Whenever a line contains the string "frac", copy it out of the entries.

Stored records
## start

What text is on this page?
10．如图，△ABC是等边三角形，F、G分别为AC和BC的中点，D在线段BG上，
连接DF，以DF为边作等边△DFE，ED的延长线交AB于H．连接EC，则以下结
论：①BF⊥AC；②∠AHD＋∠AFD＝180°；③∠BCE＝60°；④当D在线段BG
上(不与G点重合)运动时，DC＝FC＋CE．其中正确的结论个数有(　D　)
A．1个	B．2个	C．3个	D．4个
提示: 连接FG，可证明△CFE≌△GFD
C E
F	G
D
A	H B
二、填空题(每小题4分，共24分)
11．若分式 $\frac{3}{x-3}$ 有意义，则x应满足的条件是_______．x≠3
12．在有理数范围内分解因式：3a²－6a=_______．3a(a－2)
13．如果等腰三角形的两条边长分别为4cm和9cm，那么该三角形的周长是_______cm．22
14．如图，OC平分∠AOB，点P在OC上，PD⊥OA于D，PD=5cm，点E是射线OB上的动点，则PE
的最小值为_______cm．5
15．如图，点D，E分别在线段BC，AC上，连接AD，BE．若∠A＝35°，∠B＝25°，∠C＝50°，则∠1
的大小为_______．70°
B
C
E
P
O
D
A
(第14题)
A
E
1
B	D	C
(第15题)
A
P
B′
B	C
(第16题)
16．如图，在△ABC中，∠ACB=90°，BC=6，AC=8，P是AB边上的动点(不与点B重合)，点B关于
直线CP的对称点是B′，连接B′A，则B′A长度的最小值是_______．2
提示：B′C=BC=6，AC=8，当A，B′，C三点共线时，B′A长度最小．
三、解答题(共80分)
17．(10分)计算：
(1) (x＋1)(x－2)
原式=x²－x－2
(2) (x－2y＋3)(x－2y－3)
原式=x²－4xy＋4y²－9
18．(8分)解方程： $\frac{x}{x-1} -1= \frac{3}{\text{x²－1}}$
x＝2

## end

Correct answer:
11．若分式 $\frac{3}{x-3}$ 有意义，则x应满足的条件是_______．x≠3
18．(8分)解方程： $\frac{x}{x-1} -1= \frac{3}{\text{x²－1}}$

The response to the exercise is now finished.